* _Required work_: Where a line holds "melakukan", copy it.

==========

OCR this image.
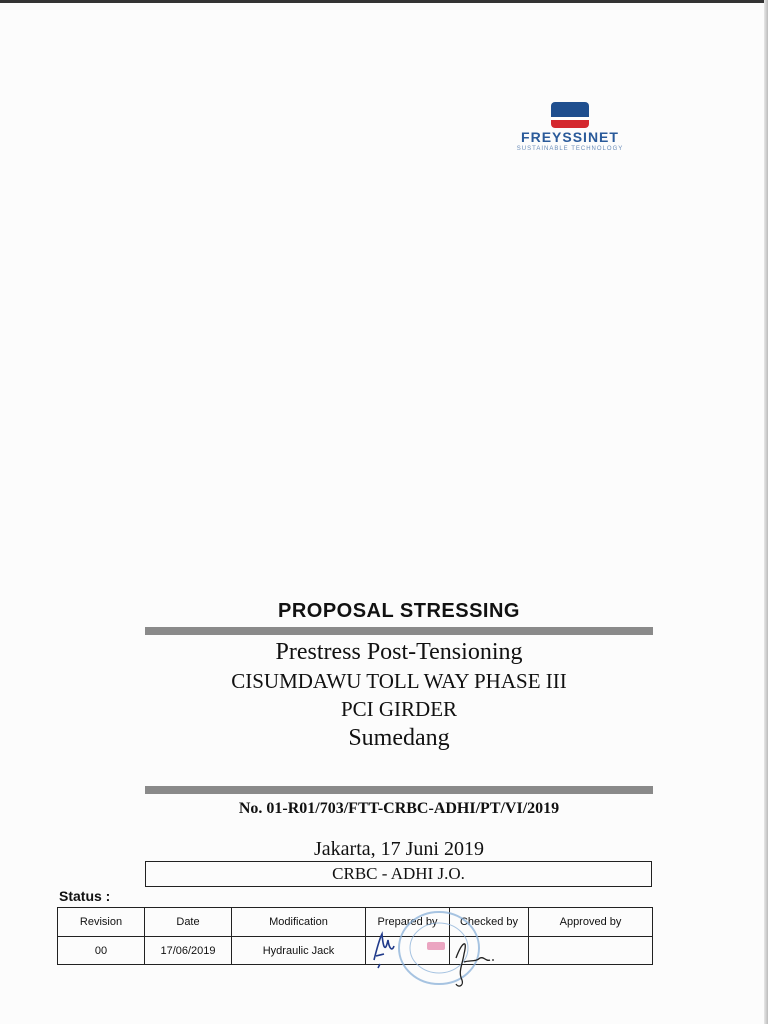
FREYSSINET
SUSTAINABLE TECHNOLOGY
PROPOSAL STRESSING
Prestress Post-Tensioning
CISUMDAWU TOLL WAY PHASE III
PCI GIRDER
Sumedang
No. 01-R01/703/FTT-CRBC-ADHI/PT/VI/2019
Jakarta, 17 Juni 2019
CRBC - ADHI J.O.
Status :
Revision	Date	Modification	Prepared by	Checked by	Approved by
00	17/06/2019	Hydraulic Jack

==========

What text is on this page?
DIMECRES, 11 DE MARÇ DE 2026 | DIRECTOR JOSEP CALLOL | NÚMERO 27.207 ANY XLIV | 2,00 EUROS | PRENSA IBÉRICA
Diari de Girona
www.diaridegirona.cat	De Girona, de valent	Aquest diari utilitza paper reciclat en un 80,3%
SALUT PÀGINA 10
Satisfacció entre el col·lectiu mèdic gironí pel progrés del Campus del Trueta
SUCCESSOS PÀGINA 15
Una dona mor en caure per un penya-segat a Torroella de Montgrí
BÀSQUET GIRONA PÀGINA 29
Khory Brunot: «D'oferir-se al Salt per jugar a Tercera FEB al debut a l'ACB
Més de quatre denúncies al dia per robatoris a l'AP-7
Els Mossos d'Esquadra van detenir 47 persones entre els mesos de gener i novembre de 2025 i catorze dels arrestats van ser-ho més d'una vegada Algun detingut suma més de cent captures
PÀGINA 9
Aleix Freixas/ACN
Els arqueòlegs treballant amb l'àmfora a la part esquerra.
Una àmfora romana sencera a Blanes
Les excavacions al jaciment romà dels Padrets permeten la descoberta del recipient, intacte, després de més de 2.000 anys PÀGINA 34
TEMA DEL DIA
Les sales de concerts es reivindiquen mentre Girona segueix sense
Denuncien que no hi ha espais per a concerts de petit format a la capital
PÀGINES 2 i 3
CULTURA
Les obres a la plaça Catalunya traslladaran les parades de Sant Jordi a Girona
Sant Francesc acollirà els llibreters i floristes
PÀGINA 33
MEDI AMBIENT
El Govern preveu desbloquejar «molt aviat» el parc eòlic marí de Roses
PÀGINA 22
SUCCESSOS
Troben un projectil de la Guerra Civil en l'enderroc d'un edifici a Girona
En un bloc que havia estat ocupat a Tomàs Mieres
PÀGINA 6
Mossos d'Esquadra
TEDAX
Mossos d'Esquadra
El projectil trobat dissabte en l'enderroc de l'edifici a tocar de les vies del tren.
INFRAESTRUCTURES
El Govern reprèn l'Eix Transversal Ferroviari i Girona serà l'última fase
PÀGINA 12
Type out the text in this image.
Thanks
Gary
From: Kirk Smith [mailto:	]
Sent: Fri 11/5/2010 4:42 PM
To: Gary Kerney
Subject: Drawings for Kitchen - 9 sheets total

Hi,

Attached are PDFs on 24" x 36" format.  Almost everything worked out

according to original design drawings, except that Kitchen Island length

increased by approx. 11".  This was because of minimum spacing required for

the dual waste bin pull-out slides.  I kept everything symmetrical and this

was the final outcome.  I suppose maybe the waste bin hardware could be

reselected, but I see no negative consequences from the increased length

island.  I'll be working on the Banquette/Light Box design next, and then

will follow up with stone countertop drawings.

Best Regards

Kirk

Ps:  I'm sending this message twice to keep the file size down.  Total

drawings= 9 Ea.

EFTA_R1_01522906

==========

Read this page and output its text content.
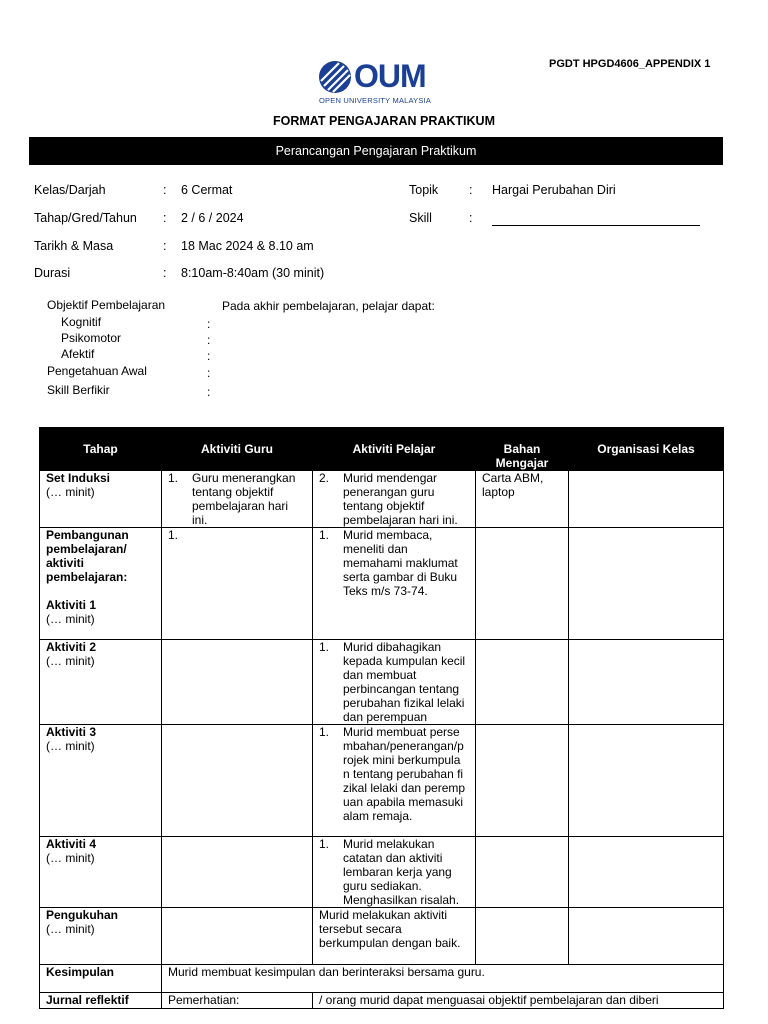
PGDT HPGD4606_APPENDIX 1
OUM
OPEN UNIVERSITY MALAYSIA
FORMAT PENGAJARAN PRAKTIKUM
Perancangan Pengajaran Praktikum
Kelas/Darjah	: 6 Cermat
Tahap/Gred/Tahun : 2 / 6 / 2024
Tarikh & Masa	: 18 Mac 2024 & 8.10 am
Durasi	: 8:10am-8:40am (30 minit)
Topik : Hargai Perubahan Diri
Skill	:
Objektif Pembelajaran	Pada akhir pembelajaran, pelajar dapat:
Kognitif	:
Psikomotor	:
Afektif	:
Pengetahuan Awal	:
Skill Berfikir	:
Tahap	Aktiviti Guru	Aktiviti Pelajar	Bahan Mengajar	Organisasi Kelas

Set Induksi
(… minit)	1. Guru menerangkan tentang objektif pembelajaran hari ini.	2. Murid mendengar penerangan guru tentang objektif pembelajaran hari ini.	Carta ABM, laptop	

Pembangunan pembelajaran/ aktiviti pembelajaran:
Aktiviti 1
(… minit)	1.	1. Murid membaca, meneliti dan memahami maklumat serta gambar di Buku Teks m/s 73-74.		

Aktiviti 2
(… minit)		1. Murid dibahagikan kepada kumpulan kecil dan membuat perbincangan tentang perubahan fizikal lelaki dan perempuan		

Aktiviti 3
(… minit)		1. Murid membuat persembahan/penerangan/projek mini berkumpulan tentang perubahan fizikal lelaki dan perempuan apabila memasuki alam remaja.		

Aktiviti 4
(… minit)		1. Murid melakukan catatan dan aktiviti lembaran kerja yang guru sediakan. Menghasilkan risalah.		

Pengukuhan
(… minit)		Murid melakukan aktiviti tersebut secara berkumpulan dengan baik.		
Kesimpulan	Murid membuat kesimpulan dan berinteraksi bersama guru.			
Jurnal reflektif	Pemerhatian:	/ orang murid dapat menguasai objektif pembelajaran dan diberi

==========

* _Exercise answer_:
(… minit)		1. Murid melakukan catatan dan aktiviti lembaran kerja yang guru sediakan. Menghasilkan risalah.		
(… minit)		Murid melakukan aktiviti tersebut secara berkumpulan dengan baik.		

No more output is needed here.